Exercise description |
Output the lines that follow exactly as they are.

Source material |
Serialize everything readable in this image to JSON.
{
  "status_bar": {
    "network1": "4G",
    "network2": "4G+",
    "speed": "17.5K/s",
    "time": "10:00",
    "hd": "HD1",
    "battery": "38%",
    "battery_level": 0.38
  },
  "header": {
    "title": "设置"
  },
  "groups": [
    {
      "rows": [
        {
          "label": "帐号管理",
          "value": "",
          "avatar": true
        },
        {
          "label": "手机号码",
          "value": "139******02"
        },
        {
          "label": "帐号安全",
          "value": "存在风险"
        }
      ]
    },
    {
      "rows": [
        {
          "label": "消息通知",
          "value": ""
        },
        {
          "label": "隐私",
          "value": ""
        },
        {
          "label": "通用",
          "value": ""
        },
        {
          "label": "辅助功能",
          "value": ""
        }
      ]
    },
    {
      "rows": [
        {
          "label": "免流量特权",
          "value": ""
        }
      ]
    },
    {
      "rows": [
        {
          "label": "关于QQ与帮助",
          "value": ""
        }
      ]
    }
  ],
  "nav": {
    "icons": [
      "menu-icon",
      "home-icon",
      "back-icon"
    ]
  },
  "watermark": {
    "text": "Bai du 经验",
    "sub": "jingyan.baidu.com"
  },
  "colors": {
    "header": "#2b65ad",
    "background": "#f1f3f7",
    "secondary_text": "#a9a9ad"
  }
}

Answer |
Serialize everything readable in this image to JSON.
{
  "status_bar": {
    "network1": "4G",
    "network2": "4G+",
    "speed": "17.5K/s",
    "time": "10:00",
    "hd": "HD1",
    "battery": "38%",
    "battery_level": 0.38
  },
  "header": {
    "title": "设置"
  },
  "groups": [
    {
      "rows": [
        {
          "label": "帐号管理",
          "value": "",
          "avatar": true
        },
        {
          "label": "手机号码",
          "value": "139******02"
        },
        {
          "label": "帐号安全",
          "value": "存在风险"
        }
      ]
    },
    {
      "rows": [
        {
          "label": "消息通知",
          "value": ""
        },
        {
          "label": "隐私",
          "value": ""
        },
        {
          "label": "通用",
          "value": ""
        },
        {
          "label": "辅助功能",
          "value": ""
        }
      ]
    },
    {
      "rows": [
        {
          "label": "免流量特权",
          "value": ""
        }
      ]
    },
    {
      "rows": [
        {
          "label": "关于QQ与帮助",
          "value": ""
        }
      ]
    }
  ],
  "nav": {
    "icons": [
      "menu-icon",
      "home-icon",
      "back-icon"
    ]
  },
  "watermark": {
    "text": "Bai du 经验",
    "sub": "jingyan.baidu.com"
  },
  "colors": {
    "header": "#2b65ad",
    "background": "#f1f3f7",
    "secondary_text": "#a9a9ad"
  }
}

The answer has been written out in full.